TO BE DONE: Return a copy of each line that holds the string "your".

== == ==

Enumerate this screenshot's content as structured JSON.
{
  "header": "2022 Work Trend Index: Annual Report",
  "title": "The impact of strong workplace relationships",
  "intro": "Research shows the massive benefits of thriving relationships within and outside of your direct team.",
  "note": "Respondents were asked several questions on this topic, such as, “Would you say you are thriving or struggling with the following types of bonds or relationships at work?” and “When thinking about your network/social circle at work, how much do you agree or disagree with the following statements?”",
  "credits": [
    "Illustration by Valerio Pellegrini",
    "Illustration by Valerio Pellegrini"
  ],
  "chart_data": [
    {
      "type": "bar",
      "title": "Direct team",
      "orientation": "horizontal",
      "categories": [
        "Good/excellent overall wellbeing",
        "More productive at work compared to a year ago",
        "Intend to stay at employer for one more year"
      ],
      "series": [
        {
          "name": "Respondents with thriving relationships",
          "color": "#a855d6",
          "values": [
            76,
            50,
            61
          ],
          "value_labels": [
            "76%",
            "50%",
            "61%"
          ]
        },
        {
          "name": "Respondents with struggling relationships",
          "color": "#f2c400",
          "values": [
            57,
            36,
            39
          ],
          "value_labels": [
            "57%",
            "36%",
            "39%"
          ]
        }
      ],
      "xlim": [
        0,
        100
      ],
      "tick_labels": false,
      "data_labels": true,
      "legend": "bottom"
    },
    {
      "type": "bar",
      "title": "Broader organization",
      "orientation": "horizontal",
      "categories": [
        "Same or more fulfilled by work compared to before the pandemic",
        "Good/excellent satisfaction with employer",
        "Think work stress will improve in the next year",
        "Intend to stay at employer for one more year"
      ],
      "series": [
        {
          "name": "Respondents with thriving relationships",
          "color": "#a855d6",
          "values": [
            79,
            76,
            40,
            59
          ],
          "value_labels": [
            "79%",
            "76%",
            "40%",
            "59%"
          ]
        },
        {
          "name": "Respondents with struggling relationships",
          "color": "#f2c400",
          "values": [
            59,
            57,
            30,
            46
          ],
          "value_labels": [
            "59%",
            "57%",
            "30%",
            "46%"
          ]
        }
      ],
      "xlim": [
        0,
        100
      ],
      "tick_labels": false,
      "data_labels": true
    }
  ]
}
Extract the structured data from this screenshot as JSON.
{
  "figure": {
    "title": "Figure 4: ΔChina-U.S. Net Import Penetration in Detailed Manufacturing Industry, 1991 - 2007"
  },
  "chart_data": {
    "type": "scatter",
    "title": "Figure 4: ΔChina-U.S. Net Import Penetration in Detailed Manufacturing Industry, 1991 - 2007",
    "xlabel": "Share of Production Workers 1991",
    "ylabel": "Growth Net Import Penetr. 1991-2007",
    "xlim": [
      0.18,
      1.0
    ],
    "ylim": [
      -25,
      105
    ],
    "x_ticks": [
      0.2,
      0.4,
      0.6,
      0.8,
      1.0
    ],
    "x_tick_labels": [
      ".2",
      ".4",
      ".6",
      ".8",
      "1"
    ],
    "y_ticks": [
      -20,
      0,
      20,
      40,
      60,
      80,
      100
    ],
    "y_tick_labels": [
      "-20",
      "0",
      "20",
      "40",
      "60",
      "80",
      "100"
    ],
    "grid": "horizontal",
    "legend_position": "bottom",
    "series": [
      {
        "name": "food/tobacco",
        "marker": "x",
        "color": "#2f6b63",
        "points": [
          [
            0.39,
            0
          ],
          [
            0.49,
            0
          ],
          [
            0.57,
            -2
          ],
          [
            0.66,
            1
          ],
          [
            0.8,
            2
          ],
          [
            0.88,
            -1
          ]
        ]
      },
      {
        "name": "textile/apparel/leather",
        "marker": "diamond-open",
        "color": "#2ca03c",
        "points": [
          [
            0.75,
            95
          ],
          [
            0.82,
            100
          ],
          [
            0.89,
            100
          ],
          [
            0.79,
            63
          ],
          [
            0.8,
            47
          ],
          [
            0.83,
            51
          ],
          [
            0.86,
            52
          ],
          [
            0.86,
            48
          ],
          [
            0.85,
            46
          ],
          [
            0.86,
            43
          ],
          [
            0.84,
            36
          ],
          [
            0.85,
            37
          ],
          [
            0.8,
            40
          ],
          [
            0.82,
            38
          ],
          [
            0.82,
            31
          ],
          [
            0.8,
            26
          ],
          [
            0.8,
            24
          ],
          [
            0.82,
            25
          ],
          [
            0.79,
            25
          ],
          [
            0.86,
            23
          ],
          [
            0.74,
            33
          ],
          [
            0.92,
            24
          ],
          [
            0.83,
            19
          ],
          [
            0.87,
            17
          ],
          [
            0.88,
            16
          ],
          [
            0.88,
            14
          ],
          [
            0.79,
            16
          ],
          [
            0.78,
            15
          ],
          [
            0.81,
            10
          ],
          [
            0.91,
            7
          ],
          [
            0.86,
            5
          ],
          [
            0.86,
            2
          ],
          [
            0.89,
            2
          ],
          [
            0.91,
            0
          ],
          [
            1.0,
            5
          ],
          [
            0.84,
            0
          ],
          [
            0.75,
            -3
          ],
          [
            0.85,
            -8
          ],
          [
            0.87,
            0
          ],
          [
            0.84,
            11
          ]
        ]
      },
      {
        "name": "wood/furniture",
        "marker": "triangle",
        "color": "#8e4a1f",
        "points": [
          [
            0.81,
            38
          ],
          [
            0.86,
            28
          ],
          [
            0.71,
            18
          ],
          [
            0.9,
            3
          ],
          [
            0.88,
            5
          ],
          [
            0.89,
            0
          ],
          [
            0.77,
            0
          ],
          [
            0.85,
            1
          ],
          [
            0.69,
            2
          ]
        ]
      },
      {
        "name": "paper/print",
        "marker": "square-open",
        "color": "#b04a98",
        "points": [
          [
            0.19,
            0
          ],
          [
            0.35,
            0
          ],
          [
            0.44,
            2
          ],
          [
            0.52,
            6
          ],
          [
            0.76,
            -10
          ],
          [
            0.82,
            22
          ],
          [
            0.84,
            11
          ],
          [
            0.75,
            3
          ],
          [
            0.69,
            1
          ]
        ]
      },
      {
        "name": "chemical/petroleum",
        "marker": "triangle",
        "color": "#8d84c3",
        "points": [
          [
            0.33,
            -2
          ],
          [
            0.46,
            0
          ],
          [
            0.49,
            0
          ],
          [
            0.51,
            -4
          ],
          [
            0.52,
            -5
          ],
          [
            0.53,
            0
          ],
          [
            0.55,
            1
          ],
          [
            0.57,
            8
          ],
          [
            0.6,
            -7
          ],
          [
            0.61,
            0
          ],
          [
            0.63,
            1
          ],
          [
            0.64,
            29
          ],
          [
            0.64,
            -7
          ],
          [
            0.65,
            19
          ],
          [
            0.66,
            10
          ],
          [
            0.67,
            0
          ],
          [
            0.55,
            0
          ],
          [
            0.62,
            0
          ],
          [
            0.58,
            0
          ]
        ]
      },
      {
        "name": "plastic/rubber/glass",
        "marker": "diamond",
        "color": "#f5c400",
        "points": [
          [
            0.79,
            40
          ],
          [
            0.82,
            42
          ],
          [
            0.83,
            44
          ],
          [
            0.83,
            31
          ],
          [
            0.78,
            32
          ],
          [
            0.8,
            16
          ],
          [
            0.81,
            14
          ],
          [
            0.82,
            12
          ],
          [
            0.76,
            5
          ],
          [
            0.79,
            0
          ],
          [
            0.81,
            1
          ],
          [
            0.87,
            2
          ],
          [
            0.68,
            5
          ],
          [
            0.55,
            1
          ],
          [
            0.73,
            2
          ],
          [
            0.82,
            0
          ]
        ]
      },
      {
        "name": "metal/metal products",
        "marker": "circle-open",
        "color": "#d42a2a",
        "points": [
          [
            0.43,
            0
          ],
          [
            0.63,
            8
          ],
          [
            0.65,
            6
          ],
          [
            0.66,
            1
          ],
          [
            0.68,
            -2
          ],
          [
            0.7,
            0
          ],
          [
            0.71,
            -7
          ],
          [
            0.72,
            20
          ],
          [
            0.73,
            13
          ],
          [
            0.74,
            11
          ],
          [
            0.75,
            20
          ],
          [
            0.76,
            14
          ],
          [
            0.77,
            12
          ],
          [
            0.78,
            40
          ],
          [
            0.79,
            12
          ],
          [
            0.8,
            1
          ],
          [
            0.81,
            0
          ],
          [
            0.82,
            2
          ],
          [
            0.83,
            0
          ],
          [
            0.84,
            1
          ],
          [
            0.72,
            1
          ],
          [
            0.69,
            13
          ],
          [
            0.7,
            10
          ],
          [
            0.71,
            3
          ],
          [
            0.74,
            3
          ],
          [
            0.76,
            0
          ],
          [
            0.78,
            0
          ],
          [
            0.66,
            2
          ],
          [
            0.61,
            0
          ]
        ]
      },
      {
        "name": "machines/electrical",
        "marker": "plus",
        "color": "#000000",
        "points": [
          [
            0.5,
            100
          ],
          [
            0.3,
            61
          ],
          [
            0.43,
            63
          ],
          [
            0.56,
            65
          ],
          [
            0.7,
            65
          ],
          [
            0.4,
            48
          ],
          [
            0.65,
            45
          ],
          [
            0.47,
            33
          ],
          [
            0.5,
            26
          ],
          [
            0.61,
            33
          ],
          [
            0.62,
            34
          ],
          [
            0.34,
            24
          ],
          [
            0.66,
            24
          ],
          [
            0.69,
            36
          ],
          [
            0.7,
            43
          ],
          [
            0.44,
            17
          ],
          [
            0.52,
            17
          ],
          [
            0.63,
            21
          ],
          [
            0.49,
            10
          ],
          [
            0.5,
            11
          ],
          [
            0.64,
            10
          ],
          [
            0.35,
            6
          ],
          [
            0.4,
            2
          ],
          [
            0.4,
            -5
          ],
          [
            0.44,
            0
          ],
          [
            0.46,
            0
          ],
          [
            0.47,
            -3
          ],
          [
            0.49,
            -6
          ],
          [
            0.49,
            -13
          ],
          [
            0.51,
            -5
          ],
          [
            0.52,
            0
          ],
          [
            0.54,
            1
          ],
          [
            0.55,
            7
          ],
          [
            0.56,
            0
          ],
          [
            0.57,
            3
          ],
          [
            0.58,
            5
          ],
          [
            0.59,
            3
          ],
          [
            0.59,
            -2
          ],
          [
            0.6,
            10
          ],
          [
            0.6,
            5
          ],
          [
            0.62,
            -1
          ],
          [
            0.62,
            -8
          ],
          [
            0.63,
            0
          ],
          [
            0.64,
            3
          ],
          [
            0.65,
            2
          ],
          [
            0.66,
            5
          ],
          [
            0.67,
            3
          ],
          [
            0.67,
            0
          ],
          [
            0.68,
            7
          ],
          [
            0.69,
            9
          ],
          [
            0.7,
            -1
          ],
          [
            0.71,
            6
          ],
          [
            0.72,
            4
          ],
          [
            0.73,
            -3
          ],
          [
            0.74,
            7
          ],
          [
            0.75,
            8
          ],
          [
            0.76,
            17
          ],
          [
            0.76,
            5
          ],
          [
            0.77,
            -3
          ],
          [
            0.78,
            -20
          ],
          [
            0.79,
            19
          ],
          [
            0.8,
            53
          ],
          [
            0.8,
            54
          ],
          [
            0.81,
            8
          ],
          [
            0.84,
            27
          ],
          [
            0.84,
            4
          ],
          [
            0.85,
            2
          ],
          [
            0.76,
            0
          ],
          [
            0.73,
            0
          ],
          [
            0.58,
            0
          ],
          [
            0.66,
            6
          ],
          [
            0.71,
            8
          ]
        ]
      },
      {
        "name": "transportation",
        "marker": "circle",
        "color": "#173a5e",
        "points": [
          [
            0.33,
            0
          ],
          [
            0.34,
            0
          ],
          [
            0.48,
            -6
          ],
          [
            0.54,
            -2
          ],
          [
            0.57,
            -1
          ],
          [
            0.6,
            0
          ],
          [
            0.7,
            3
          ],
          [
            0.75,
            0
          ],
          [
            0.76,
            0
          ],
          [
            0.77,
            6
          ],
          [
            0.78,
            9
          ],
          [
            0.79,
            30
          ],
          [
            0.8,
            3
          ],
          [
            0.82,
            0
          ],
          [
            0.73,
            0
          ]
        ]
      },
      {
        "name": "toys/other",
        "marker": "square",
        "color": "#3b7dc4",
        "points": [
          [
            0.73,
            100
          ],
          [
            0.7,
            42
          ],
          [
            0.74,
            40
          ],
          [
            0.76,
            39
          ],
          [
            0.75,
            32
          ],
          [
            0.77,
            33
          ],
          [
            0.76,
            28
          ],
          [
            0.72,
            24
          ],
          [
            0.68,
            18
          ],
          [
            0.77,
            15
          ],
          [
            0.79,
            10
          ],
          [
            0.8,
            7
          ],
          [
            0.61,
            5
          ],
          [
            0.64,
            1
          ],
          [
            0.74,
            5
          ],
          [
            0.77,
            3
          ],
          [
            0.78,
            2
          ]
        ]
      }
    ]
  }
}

== == ==

ANSWER TO THE PROBLEM:
  "intro": "Research shows the massive benefits of thriving relationships within and outside of your direct team.",
  "note": "Respondents were asked several questions on this topic, such as, “Would you say you are thriving or struggling with the following types of bonds or relationships at work?” and “When thinking about your network/social circle at work, how much do you agree or disagree with the following statements?”",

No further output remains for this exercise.